— BEGIN PROVIDED INFORMATION —
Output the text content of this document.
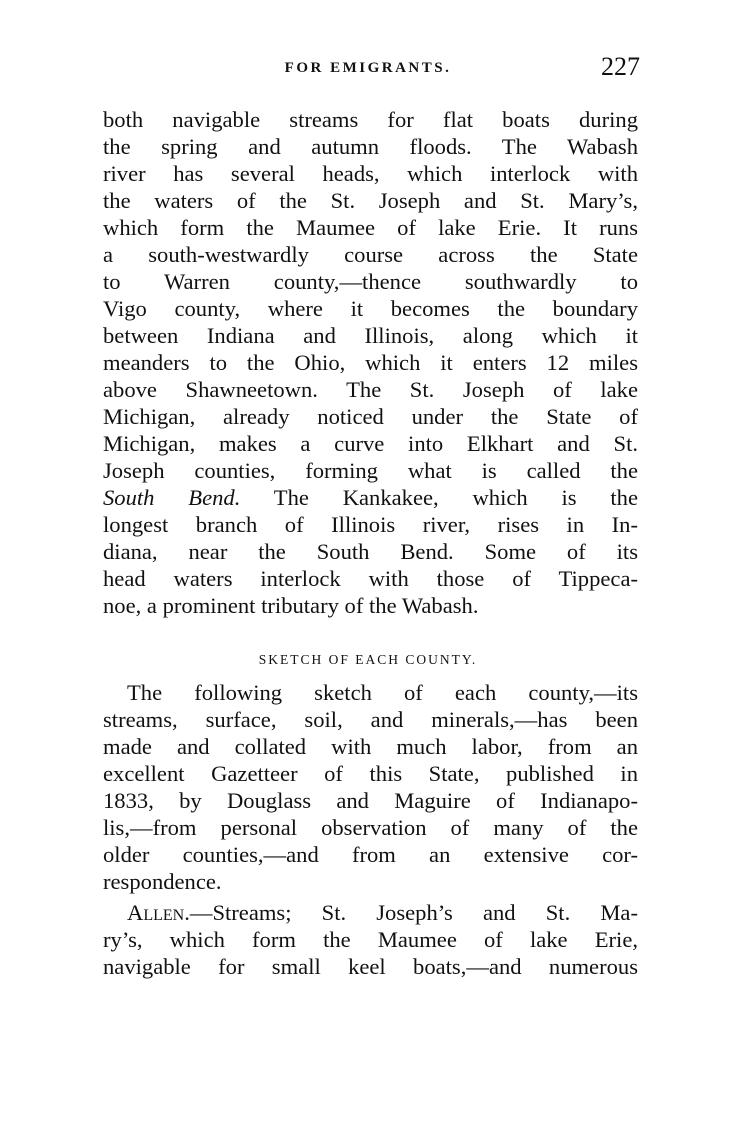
FOR EMIGRANTS.	227
both navigable streams for flat boats during
the spring and autumn floods. The Wabash
river has several heads, which interlock with
the waters of the St. Joseph and St. Mary’s,
which form the Maumee of lake Erie. It runs
a south-westwardly course across the State
to Warren county,—thence southwardly to
Vigo county, where it becomes the boundary
between Indiana and Illinois, along which it
meanders to the Ohio, which it enters 12 miles
above Shawneetown. The St. Joseph of lake
Michigan, already noticed under the State of
Michigan, makes a curve into Elkhart and St.
Joseph counties, forming what is called the
South Bend. The Kankakee, which is the
longest branch of Illinois river, rises in In-
diana, near the South Bend. Some of its
head waters interlock with those of Tippeca-
noe, a prominent tributary of the Wabash.
SKETCH OF EACH COUNTY.
The following sketch of each county,—its
streams, surface, soil, and minerals,—has been
made and collated with much labor, from an
excellent Gazetteer of this State, published in
1833, by Douglass and Maguire of Indianapo-
lis,—from personal observation of many of the
older counties,—and from an extensive cor-
respondence.
Allen.—Streams; St. Joseph’s and St. Ma-
ry’s, which form the Maumee of lake Erie,
navigable for small keel boats,—and numerous
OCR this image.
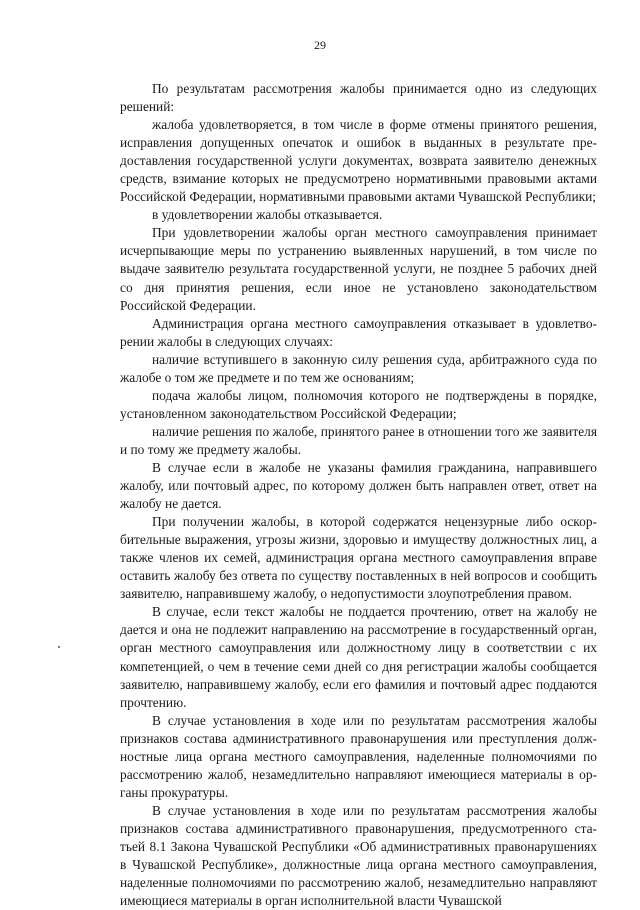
29

По результатам рассмотрения жалобы принимается одно из следующих решений:

жалоба удовлетворяется, в том числе в форме отмены принятого решения, исправления допущенных опечаток и ошибок в выданных в результате предоставления государственной услуги документах, возврата заявителю денежных средств, взимание которых не предусмотрено нормативными правовыми актами Российской Федерации, нормативными правовыми актами Чувашской Республики;

в удовлетворении жалобы отказывается.

При удовлетворении жалобы орган местного самоуправления принимает исчерпывающие меры по устранению выявленных нарушений, в том числе по выдаче заявителю результата государственной услуги, не позднее 5 рабочих дней со дня принятия решения, если иное не установлено законодательством Российской Федерации.

Администрация органа местного самоуправления отказывает в удовлетворении жалобы в следующих случаях:

наличие вступившего в законную силу решения суда, арбитражного суда по жалобе о том же предмете и по тем же основаниям;

подача жалобы лицом, полномочия которого не подтверждены в порядке, установленном законодательством Российской Федерации;

наличие решения по жалобе, принятого ранее в отношении того же заявителя и по тому же предмету жалобы.

В случае если в жалобе не указаны фамилия гражданина, направившего жалобу, или почтовый адрес, по которому должен быть направлен ответ, ответ на жалобу не дается.

При получении жалобы, в которой содержатся нецензурные либо оскорбительные выражения, угрозы жизни, здоровью и имуществу должностных лиц, а также членов их семей, администрация органа местного самоуправления вправе оставить жалобу без ответа по существу поставленных в ней вопросов и сообщить заявителю, направившему жалобу, о недопустимости злоупотребления правом.

В случае, если текст жалобы не поддается прочтению, ответ на жалобу не дается и она не подлежит направлению на рассмотрение в государственный орган, орган местного самоуправления или должностному лицу в соответствии с их компетенцией, о чем в течение семи дней со дня регистрации жалобы сообщается заявителю, направившему жалобу, если его фамилия и почтовый адрес поддаются прочтению.

В случае установления в ходе или по результатам рассмотрения жалобы признаков состава административного правонарушения или преступления должностные лица органа местного самоуправления, наделенные полномочиями по рассмотрению жалоб, незамедлительно направляют имеющиеся материалы в органы прокуратуры.

В случае установления в ходе или по результатам рассмотрения жалобы признаков состава административного правонарушения, предусмотренного статьей 8.1 Закона Чувашской Республики «Об административных правонарушениях в Чувашской Республике», должностные лица органа местного самоуправления, наделенные полномочиями по рассмотрению жалоб, незамедлительно направляют имеющиеся материалы в орган исполнительной власти Чувашской
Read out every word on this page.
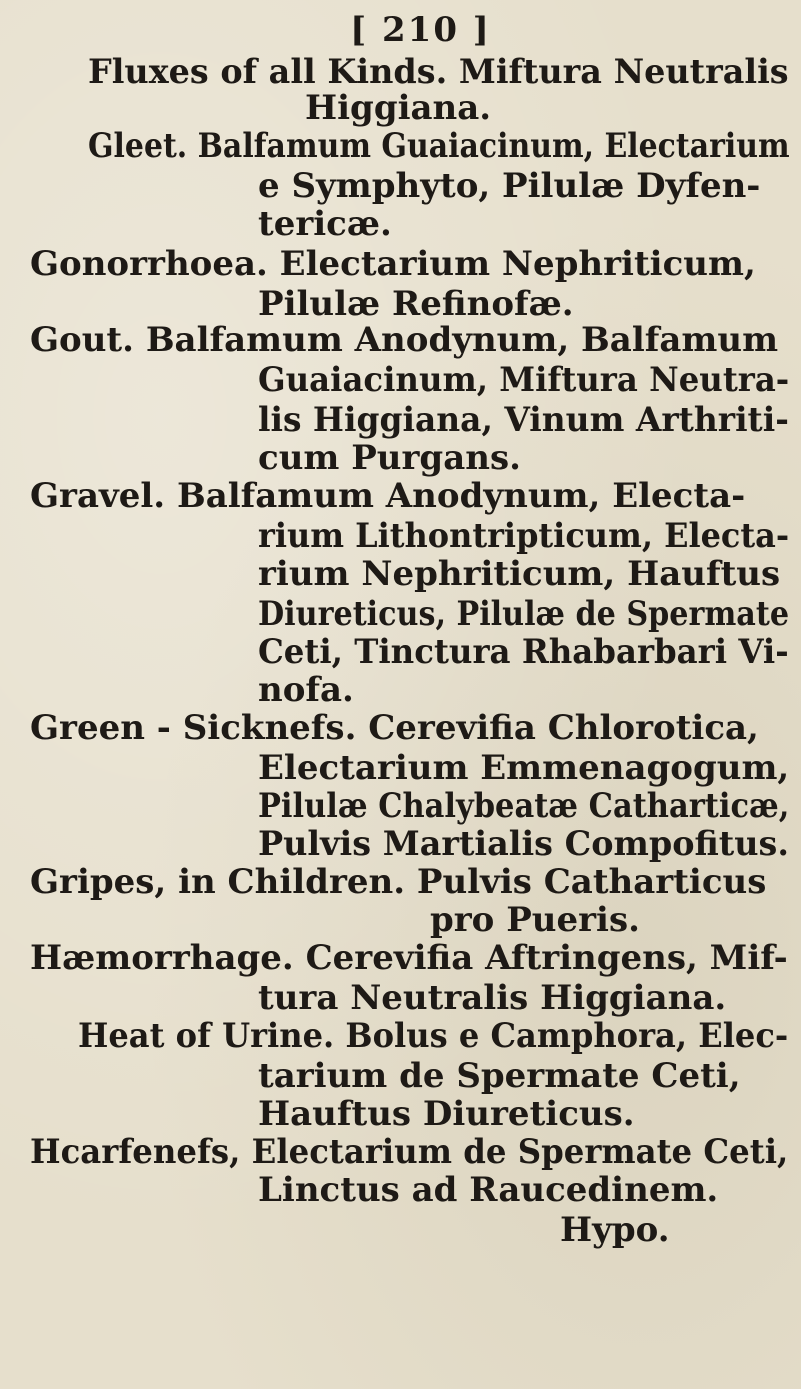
[ 210 ]
Fluxes of all Kinds. Miftura Neutralis
Higgiana.
Gleet. Balfamum Guaiacinum, Electarium
e Symphyto, Pilulæ Dyfen-
tericæ.
Gonorrhoea. Electarium Nephriticum,
Pilulæ Refinofæ.
Gout. Balfamum Anodynum, Balfamum
Guaiacinum, Miftura Neutra-
lis Higgiana, Vinum Arthriti-
cum Purgans.
Gravel. Balfamum Anodynum, Electa-
rium Lithontripticum, Electa-
rium Nephriticum, Hauftus
Diureticus, Pilulæ de Spermate
Ceti, Tinctura Rhabarbari Vi-
nofa.
Green - Sicknefs. Cerevifia Chlorotica,
Electarium Emmenagogum,
Pilulæ Chalybeatæ Catharticæ,
Pulvis Martialis Compofitus.
Gripes, in Children. Pulvis Catharticus
pro Pueris.
Hæmorrhage. Cerevifia Aftringens, Mif-
tura Neutralis Higgiana.
Heat of Urine. Bolus e Camphora, Elec-
tarium de Spermate Ceti,
Hauftus Diureticus.
Hcarfenefs, Electarium de Spermate Ceti,
Linctus ad Raucedinem.
Hypo.
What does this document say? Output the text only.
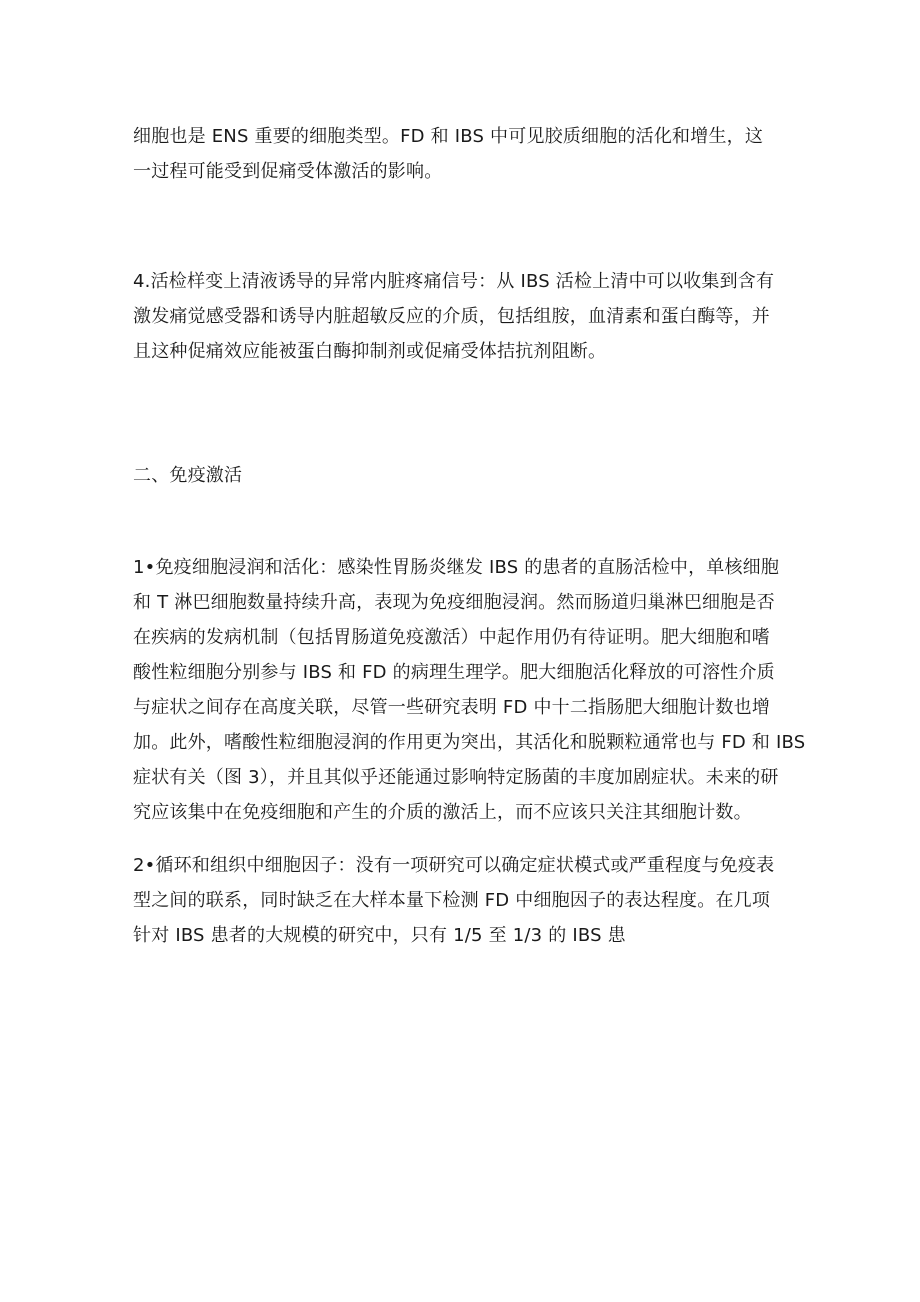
细胞也是 ENS 重要的细胞类型。FD 和 IBS 中可见胶质细胞的活化和增生，这
一过程可能受到促痛受体激活的影响。

4.活检样变上清液诱导的异常内脏疼痛信号：从 IBS 活检上清中可以收集到含有
激发痛觉感受器和诱导内脏超敏反应的介质，包括组胺，血清素和蛋白酶等，并
且这种促痛效应能被蛋白酶抑制剂或促痛受体拮抗剂阻断。

二、免疫激活

1•免疫细胞浸润和活化：感染性胃肠炎继发 IBS 的患者的直肠活检中，单核细胞
和 T 淋巴细胞数量持续升高，表现为免疫细胞浸润。然而肠道归巢淋巴细胞是否
在疾病的发病机制（包括胃肠道免疫激活）中起作用仍有待证明。肥大细胞和嗜
酸性粒细胞分别参与 IBS 和 FD 的病理生理学。肥大细胞活化释放的可溶性介质
与症状之间存在高度关联，尽管一些研究表明 FD 中十二指肠肥大细胞计数也增
加。此外，嗜酸性粒细胞浸润的作用更为突出，其活化和脱颗粒通常也与 FD 和 IBS
症状有关（图 3），并且其似乎还能通过影响特定肠菌的丰度加剧症状。未来的研
究应该集中在免疫细胞和产生的介质的激活上，而不应该只关注其细胞计数。

2•循环和组织中细胞因子：没有一项研究可以确定症状模式或严重程度与免疫表
型之间的联系，同时缺乏在大样本量下检测 FD 中细胞因子的表达程度。在几项
针对 IBS 患者的大规模的研究中，只有 1/5 至 1/3 的 IBS 患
— END PROVIDED INFORMATION —
**YOUR TASK**
Each line from the one containing "Read out every word on this page." through the last line of the listing is to be given again exactly, with no pictures and no other lines.

**WRITTEN ANSWER**
Read out every word on this page.
[ 210 ]
Fluxes of all Kinds. Miftura Neutralis
Higgiana.
Gleet. Balfamum Guaiacinum, Electarium
e Symphyto, Pilulæ Dyfen-
tericæ.
Gonorrhoea. Electarium Nephriticum,
Pilulæ Refinofæ.
Gout. Balfamum Anodynum, Balfamum
Guaiacinum, Miftura Neutra-
lis Higgiana, Vinum Arthriti-
cum Purgans.
Gravel. Balfamum Anodynum, Electa-
rium Lithontripticum, Electa-
rium Nephriticum, Hauftus
Diureticus, Pilulæ de Spermate
Ceti, Tinctura Rhabarbari Vi-
nofa.
Green - Sicknefs. Cerevifia Chlorotica,
Electarium Emmenagogum,
Pilulæ Chalybeatæ Catharticæ,
Pulvis Martialis Compofitus.
Gripes, in Children. Pulvis Catharticus
pro Pueris.
Hæmorrhage. Cerevifia Aftringens, Mif-
tura Neutralis Higgiana.
Heat of Urine. Bolus e Camphora, Elec-
tarium de Spermate Ceti,
Hauftus Diureticus.
Hcarfenefs, Electarium de Spermate Ceti,
Linctus ad Raucedinem.
Hypo.
What does this document say? Output the text only.
细胞也是 ENS 重要的细胞类型。FD 和 IBS 中可见胶质细胞的活化和增生，这
一过程可能受到促痛受体激活的影响。

4.活检样变上清液诱导的异常内脏疼痛信号：从 IBS 活检上清中可以收集到含有
激发痛觉感受器和诱导内脏超敏反应的介质，包括组胺，血清素和蛋白酶等，并
且这种促痛效应能被蛋白酶抑制剂或促痛受体拮抗剂阻断。

二、免疫激活

1•免疫细胞浸润和活化：感染性胃肠炎继发 IBS 的患者的直肠活检中，单核细胞
和 T 淋巴细胞数量持续升高，表现为免疫细胞浸润。然而肠道归巢淋巴细胞是否
在疾病的发病机制（包括胃肠道免疫激活）中起作用仍有待证明。肥大细胞和嗜
酸性粒细胞分别参与 IBS 和 FD 的病理生理学。肥大细胞活化释放的可溶性介质
与症状之间存在高度关联，尽管一些研究表明 FD 中十二指肠肥大细胞计数也增
加。此外，嗜酸性粒细胞浸润的作用更为突出，其活化和脱颗粒通常也与 FD 和 IBS
症状有关（图 3），并且其似乎还能通过影响特定肠菌的丰度加剧症状。未来的研
究应该集中在免疫细胞和产生的介质的激活上，而不应该只关注其细胞计数。

2•循环和组织中细胞因子：没有一项研究可以确定症状模式或严重程度与免疫表
型之间的联系，同时缺乏在大样本量下检测 FD 中细胞因子的表达程度。在几项
针对 IBS 患者的大规模的研究中，只有 1/5 至 1/3 的 IBS 患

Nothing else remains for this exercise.